[Document extract start]

# Maximums and minimums

by thereddevils
Tags: maximums, minimums
 P: 439 1. The problem statement, all variables and given/known data y3=6xy-x3-1 , find dy/dx . Prove that the maximm value of y occurs when x3=8+2sqrt(114) and the minimum value when x3=8-2sqrt(114) 2. Relevant equations 3. The attempt at a solution I found dy/dx to be (2y-x2)/(y2-2x) Then from here , dy/dx=0 for turning points and it happens when y=1/2 x2 Substitute this back to the original equation and find x from there using the quadratic formula $$x^3=\frac{16\pm\sqrt{16^2-4(1)(8)}}{2}$$ which simplifies to $$x^3=8\pm \sqrt{56}$$ First off , the x coordinate of my turning points is wrong but where is that mistake ? Also , How do i test whether this is a max or min ? Second order differentiation doesn't help ..
HW Helper
Thanks
P: 26,148
Hi thereddevils!

(have a square-root: √ )

[Document extract end]
[Extracted records start]

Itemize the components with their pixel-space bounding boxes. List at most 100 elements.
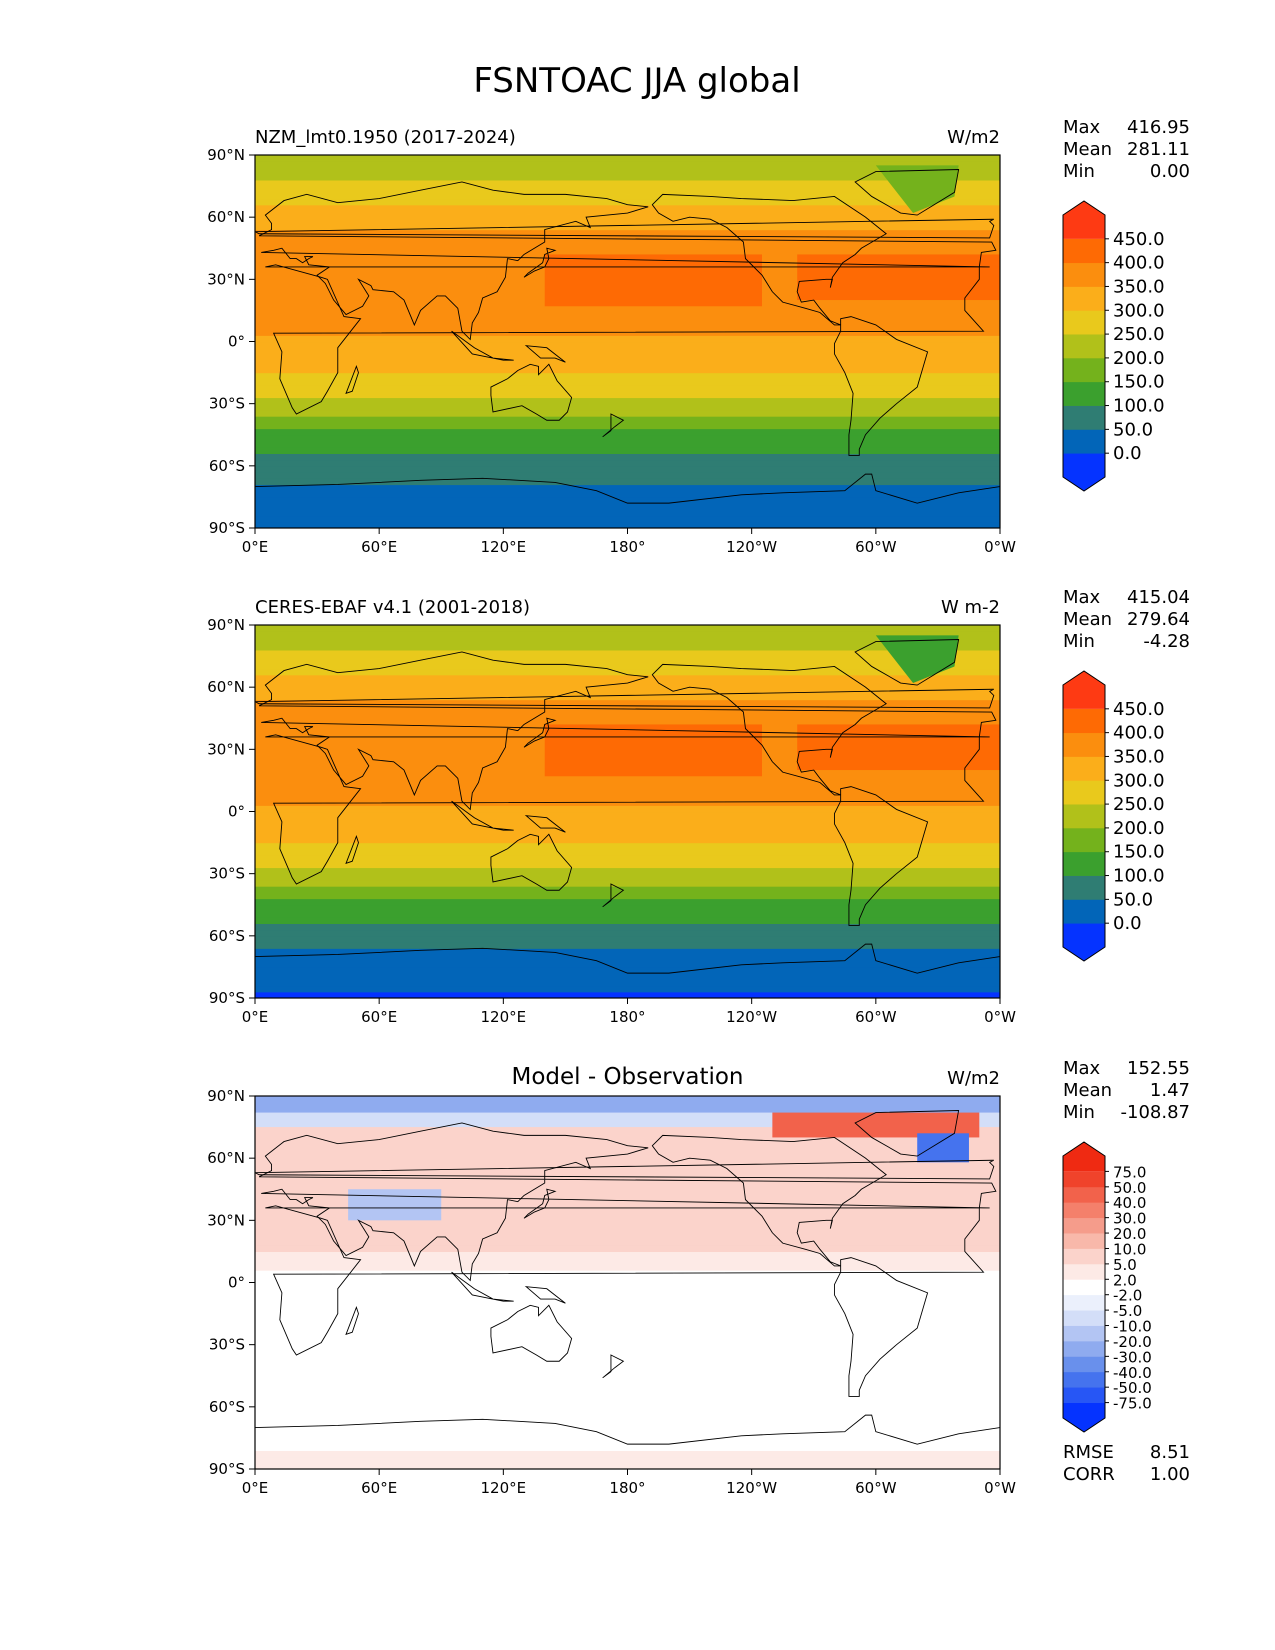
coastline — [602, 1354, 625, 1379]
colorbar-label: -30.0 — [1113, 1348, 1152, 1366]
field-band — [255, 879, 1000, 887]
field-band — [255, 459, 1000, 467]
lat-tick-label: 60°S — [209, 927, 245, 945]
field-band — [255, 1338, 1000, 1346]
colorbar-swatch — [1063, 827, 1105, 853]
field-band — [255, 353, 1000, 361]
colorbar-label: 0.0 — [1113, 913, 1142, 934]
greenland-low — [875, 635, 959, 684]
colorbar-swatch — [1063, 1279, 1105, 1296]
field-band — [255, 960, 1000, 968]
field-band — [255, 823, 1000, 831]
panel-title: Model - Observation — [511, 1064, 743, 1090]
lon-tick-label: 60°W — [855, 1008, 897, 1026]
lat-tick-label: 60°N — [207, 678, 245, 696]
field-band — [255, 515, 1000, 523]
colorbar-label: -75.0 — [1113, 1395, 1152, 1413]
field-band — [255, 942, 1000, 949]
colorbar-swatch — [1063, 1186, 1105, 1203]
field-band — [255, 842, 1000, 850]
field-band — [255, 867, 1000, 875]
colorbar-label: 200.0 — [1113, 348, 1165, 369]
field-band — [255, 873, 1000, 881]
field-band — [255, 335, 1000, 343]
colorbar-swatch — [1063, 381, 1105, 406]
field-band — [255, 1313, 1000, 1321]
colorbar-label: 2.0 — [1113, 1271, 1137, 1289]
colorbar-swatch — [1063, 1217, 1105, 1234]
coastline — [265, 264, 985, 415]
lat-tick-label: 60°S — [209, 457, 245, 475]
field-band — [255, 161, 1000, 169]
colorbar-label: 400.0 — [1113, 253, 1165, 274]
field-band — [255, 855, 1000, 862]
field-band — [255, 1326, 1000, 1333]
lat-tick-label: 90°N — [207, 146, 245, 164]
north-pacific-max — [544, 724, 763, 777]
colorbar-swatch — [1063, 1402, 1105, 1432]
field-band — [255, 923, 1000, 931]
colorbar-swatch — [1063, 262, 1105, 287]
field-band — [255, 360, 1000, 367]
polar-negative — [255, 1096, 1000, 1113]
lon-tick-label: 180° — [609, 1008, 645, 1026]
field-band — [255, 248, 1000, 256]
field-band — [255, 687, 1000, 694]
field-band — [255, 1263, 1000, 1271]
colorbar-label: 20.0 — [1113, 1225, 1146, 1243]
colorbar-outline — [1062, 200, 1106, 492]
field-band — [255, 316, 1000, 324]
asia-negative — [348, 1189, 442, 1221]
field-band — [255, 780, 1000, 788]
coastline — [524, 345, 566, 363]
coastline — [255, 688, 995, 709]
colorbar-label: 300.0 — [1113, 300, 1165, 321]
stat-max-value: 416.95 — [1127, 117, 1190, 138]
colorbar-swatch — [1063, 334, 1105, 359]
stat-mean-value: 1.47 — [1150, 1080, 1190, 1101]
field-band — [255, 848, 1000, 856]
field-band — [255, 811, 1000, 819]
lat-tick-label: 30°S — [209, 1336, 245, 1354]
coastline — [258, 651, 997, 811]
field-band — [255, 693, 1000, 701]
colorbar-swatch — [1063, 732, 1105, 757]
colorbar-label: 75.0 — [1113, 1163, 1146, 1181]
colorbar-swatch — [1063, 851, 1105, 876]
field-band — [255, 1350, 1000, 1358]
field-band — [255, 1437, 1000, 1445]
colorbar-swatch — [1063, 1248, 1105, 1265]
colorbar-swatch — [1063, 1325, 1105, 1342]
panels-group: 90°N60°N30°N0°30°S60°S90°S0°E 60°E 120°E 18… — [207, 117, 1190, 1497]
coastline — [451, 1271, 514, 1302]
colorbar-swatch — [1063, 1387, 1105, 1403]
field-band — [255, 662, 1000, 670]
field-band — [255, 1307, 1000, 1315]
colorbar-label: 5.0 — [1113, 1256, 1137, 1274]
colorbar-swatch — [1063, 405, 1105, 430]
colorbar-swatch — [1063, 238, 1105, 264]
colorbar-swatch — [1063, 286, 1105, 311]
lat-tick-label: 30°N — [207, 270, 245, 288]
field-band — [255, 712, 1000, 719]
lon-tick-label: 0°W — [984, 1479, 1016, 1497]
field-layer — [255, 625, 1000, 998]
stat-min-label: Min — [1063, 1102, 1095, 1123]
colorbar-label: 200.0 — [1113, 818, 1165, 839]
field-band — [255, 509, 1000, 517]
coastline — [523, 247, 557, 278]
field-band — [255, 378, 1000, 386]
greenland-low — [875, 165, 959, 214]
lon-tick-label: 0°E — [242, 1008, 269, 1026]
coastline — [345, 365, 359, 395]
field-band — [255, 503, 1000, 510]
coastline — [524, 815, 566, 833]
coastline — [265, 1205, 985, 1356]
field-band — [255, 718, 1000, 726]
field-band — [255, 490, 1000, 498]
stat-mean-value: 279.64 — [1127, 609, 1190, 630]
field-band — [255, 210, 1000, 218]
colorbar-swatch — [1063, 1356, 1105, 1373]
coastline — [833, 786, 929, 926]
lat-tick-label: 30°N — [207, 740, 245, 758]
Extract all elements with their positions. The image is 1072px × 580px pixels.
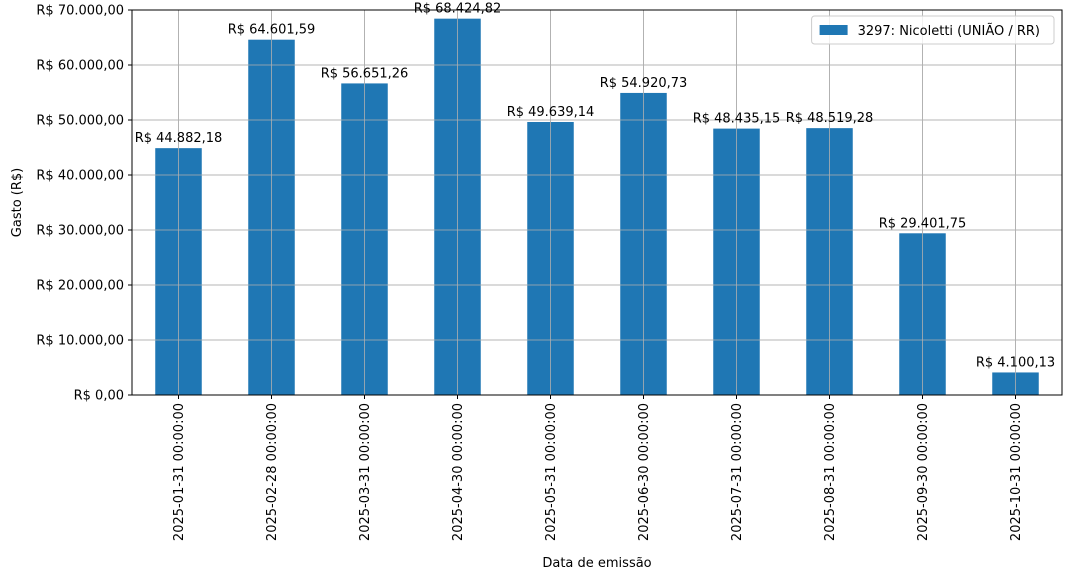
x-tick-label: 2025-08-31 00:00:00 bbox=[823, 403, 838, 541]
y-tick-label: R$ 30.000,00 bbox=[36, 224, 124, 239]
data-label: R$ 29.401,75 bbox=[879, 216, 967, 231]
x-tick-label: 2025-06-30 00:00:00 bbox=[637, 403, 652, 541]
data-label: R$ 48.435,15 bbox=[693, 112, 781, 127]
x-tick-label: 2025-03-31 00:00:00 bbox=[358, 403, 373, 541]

[Extracted records end]

● Exercise set
(1) Quote the maximums and minimums thread between "by thereddevils" and "Hi thereddevils!", inclusive.
(2) Pull out every line of the rows that contains the string "negative", matching case.

● Final answers
(1)
by thereddevils
Tags: maximums, minimums
 P: 439 1. The problem statement, all variables and given/known data y3=6xy-x3-1 , find dy/dx . Prove that the maximm value of y occurs when x3=8+2sqrt(114) and the minimum value when x3=8-2sqrt(114) 2. Relevant equations 3. The attempt at a solution I found dy/dx to be (2y-x2)/(y2-2x) Then from here , dy/dx=0 for turning points and it happens when y=1/2 x2 Substitute this back to the original equation and find x from there using the quadratic formula $$x^3=\frac{16\pm\sqrt{16^2-4(1)(8)}}{2}$$ which simplifies to $$x^3=8\pm \sqrt{56}$$ First off , the x coordinate of my turning points is wrong but where is that mistake ? Also , How do i test whether this is a max or min ? Second order differentiation doesn't help ..
HW Helper
Thanks
P: 26,148
Hi thereddevils!

(2)
polar-negative — [255, 1096, 1000, 1113]
asia-negative — [348, 1189, 442, 1221]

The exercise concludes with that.